PROBLEM DETAILS: Set down every record once more, exactly as given.

SUPPLIED ENTRIES:
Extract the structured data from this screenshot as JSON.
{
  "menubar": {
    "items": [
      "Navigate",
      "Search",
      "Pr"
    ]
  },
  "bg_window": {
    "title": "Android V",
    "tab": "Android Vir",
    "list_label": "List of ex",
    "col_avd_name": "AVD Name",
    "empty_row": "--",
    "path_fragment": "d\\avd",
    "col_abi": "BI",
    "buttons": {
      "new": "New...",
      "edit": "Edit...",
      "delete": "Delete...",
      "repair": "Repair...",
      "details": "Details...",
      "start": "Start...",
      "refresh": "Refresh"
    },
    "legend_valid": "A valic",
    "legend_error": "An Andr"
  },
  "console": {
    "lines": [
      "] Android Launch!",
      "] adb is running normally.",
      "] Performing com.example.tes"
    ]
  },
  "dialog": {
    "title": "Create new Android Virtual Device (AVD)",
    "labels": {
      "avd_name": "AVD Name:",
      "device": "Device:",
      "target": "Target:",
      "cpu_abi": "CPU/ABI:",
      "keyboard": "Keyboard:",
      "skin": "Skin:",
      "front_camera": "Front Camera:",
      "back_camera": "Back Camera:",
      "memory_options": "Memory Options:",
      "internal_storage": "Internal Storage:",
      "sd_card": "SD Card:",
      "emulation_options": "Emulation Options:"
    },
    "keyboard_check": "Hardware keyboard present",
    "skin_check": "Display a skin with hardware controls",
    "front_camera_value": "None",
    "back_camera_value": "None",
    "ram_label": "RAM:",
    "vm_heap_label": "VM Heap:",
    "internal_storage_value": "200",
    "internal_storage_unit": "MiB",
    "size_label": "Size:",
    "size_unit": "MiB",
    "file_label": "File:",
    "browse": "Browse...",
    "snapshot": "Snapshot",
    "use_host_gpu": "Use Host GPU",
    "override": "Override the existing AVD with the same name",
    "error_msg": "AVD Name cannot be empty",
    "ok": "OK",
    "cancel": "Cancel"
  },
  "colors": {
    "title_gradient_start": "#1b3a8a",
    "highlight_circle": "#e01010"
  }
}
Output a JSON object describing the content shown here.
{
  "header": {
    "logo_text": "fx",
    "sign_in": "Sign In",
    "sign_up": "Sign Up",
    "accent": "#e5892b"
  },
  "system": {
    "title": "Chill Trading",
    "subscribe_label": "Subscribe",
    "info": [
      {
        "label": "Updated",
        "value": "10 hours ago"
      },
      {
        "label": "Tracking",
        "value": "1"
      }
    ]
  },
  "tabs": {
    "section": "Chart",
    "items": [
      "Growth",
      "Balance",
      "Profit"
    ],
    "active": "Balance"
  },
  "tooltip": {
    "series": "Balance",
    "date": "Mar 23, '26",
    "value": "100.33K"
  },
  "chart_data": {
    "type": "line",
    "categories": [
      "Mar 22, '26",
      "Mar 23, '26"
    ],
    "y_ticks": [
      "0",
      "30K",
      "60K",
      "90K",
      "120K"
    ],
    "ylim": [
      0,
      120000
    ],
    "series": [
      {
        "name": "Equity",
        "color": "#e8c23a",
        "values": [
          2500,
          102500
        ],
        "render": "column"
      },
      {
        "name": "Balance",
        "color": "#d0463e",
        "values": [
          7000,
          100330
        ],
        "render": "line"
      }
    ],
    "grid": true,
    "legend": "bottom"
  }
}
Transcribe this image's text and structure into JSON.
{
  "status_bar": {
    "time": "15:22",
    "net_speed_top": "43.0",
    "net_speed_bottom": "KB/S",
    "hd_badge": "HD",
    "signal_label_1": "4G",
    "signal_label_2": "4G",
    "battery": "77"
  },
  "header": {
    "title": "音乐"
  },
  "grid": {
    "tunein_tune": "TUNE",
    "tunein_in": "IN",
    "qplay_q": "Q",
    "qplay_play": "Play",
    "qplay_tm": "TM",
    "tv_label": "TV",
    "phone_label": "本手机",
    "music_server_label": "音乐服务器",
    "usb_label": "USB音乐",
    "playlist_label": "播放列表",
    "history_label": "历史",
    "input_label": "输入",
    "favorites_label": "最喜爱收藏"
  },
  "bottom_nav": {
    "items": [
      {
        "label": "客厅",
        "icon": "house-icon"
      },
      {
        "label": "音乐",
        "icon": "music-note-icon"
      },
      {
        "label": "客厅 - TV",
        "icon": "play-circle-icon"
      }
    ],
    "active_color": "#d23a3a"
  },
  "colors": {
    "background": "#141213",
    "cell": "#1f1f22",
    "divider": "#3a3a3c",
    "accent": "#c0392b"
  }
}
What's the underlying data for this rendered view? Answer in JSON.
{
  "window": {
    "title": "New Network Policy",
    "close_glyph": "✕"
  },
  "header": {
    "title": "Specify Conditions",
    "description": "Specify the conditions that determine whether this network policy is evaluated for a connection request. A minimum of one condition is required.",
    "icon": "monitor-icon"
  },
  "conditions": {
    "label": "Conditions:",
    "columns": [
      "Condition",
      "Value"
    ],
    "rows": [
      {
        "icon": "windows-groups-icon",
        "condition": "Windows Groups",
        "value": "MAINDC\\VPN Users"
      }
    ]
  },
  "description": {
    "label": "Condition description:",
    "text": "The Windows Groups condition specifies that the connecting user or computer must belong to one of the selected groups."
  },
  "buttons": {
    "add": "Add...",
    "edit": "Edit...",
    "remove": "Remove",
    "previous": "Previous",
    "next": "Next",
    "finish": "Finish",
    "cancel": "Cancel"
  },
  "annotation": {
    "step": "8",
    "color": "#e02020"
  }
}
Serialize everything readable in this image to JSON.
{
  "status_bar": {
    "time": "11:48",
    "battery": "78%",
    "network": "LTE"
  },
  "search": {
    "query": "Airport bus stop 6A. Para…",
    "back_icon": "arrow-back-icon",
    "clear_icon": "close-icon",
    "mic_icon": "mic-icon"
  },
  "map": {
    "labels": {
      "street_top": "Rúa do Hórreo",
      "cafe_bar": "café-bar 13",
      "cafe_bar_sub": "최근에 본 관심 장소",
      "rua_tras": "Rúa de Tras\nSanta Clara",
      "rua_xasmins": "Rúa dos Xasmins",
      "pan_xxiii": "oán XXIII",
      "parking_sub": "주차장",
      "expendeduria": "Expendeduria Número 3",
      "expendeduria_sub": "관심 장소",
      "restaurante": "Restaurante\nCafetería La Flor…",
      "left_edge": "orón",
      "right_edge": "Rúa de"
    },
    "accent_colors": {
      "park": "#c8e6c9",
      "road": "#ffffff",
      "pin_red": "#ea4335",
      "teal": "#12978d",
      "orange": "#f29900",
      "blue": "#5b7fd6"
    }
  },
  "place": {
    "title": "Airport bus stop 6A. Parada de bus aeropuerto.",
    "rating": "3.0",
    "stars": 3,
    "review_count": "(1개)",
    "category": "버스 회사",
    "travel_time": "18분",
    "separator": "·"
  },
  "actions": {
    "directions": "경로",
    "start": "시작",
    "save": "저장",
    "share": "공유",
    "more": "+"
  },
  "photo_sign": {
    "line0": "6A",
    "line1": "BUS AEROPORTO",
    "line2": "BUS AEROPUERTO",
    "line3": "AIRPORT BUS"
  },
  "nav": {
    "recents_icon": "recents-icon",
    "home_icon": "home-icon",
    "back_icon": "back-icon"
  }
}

OUTPUT OF THE EXERCISE:
Extract the structured data from this screenshot as JSON.
{
  "menubar": {
    "items": [
      "Navigate",
      "Search",
      "Pr"
    ]
  },
  "bg_window": {
    "title": "Android V",
    "tab": "Android Vir",
    "list_label": "List of ex",
    "col_avd_name": "AVD Name",
    "empty_row": "--",
    "path_fragment": "d\\avd",
    "col_abi": "BI",
    "buttons": {
      "new": "New...",
      "edit": "Edit...",
      "delete": "Delete...",
      "repair": "Repair...",
      "details": "Details...",
      "start": "Start...",
      "refresh": "Refresh"
    },
    "legend_valid": "A valic",
    "legend_error": "An Andr"
  },
  "console": {
    "lines": [
      "] Android Launch!",
      "] adb is running normally.",
      "] Performing com.example.tes"
    ]
  },
  "dialog": {
    "title": "Create new Android Virtual Device (AVD)",
    "labels": {
      "avd_name": "AVD Name:",
      "device": "Device:",
      "target": "Target:",
      "cpu_abi": "CPU/ABI:",
      "keyboard": "Keyboard:",
      "skin": "Skin:",
      "front_camera": "Front Camera:",
      "back_camera": "Back Camera:",
      "memory_options": "Memory Options:",
      "internal_storage": "Internal Storage:",
      "sd_card": "SD Card:",
      "emulation_options": "Emulation Options:"
    },
    "keyboard_check": "Hardware keyboard present",
    "skin_check": "Display a skin with hardware controls",
    "front_camera_value": "None",
    "back_camera_value": "None",
    "ram_label": "RAM:",
    "vm_heap_label": "VM Heap:",
    "internal_storage_value": "200",
    "internal_storage_unit": "MiB",
    "size_label": "Size:",
    "size_unit": "MiB",
    "file_label": "File:",
    "browse": "Browse...",
    "snapshot": "Snapshot",
    "use_host_gpu": "Use Host GPU",
    "override": "Override the existing AVD with the same name",
    "error_msg": "AVD Name cannot be empty",
    "ok": "OK",
    "cancel": "Cancel"
  },
  "colors": {
    "title_gradient_start": "#1b3a8a",
    "highlight_circle": "#e01010"
  }
}
Output a JSON object describing the content shown here.
{
  "header": {
    "logo_text": "fx",
    "sign_in": "Sign In",
    "sign_up": "Sign Up",
    "accent": "#e5892b"
  },
  "system": {
    "title": "Chill Trading",
    "subscribe_label": "Subscribe",
    "info": [
      {
        "label": "Updated",
        "value": "10 hours ago"
      },
      {
        "label": "Tracking",
        "value": "1"
      }
    ]
  },
  "tabs": {
    "section": "Chart",
    "items": [
      "Growth",
      "Balance",
      "Profit"
    ],
    "active": "Balance"
  },
  "tooltip": {
    "series": "Balance",
    "date": "Mar 23, '26",
    "value": "100.33K"
  },
  "chart_data": {
    "type": "line",
    "categories": [
      "Mar 22, '26",
      "Mar 23, '26"
    ],
    "y_ticks": [
      "0",
      "30K",
      "60K",
      "90K",
      "120K"
    ],
    "ylim": [
      0,
      120000
    ],
    "series": [
      {
        "name": "Equity",
        "color": "#e8c23a",
        "values": [
          2500,
          102500
        ],
        "render": "column"
      },
      {
        "name": "Balance",
        "color": "#d0463e",
        "values": [
          7000,
          100330
        ],
        "render": "line"
      }
    ],
    "grid": true,
    "legend": "bottom"
  }
}
Transcribe this image's text and structure into JSON.
{
  "status_bar": {
    "time": "15:22",
    "net_speed_top": "43.0",
    "net_speed_bottom": "KB/S",
    "hd_badge": "HD",
    "signal_label_1": "4G",
    "signal_label_2": "4G",
    "battery": "77"
  },
  "header": {
    "title": "音乐"
  },
  "grid": {
    "tunein_tune": "TUNE",
    "tunein_in": "IN",
    "qplay_q": "Q",
    "qplay_play": "Play",
    "qplay_tm": "TM",
    "tv_label": "TV",
    "phone_label": "本手机",
    "music_server_label": "音乐服务器",
    "usb_label": "USB音乐",
    "playlist_label": "播放列表",
    "history_label": "历史",
    "input_label": "输入",
    "favorites_label": "最喜爱收藏"
  },
  "bottom_nav": {
    "items": [
      {
        "label": "客厅",
        "icon": "house-icon"
      },
      {
        "label": "音乐",
        "icon": "music-note-icon"
      },
      {
        "label": "客厅 - TV",
        "icon": "play-circle-icon"
      }
    ],
    "active_color": "#d23a3a"
  },
  "colors": {
    "background": "#141213",
    "cell": "#1f1f22",
    "divider": "#3a3a3c",
    "accent": "#c0392b"
  }
}
What's the underlying data for this rendered view? Answer in JSON.
{
  "window": {
    "title": "New Network Policy",
    "close_glyph": "✕"
  },
  "header": {
    "title": "Specify Conditions",
    "description": "Specify the conditions that determine whether this network policy is evaluated for a connection request. A minimum of one condition is required.",
    "icon": "monitor-icon"
  },
  "conditions": {
    "label": "Conditions:",
    "columns": [
      "Condition",
      "Value"
    ],
    "rows": [
      {
        "icon": "windows-groups-icon",
        "condition": "Windows Groups",
        "value": "MAINDC\\VPN Users"
      }
    ]
  },
  "description": {
    "label": "Condition description:",
    "text": "The Windows Groups condition specifies that the connecting user or computer must belong to one of the selected groups."
  },
  "buttons": {
    "add": "Add...",
    "edit": "Edit...",
    "remove": "Remove",
    "previous": "Previous",
    "next": "Next",
    "finish": "Finish",
    "cancel": "Cancel"
  },
  "annotation": {
    "step": "8",
    "color": "#e02020"
  }
}
Serialize everything readable in this image to JSON.
{
  "status_bar": {
    "time": "11:48",
    "battery": "78%",
    "network": "LTE"
  },
  "search": {
    "query": "Airport bus stop 6A. Para…",
    "back_icon": "arrow-back-icon",
    "clear_icon": "close-icon",
    "mic_icon": "mic-icon"
  },
  "map": {
    "labels": {
      "street_top": "Rúa do Hórreo",
      "cafe_bar": "café-bar 13",
      "cafe_bar_sub": "최근에 본 관심 장소",
      "rua_tras": "Rúa de Tras\nSanta Clara",
      "rua_xasmins": "Rúa dos Xasmins",
      "pan_xxiii": "oán XXIII",
      "parking_sub": "주차장",
      "expendeduria": "Expendeduria Número 3",
      "expendeduria_sub": "관심 장소",
      "restaurante": "Restaurante\nCafetería La Flor…",
      "left_edge": "orón",
      "right_edge": "Rúa de"
    },
    "accent_colors": {
      "park": "#c8e6c9",
      "road": "#ffffff",
      "pin_red": "#ea4335",
      "teal": "#12978d",
      "orange": "#f29900",
      "blue": "#5b7fd6"
    }
  },
  "place": {
    "title": "Airport bus stop 6A. Parada de bus aeropuerto.",
    "rating": "3.0",
    "stars": 3,
    "review_count": "(1개)",
    "category": "버스 회사",
    "travel_time": "18분",
    "separator": "·"
  },
  "actions": {
    "directions": "경로",
    "start": "시작",
    "save": "저장",
    "share": "공유",
    "more": "+"
  },
  "photo_sign": {
    "line0": "6A",
    "line1": "BUS AEROPORTO",
    "line2": "BUS AEROPUERTO",
    "line3": "AIRPORT BUS"
  },
  "nav": {
    "recents_icon": "recents-icon",
    "home_icon": "home-icon",
    "back_icon": "back-icon"
  }
}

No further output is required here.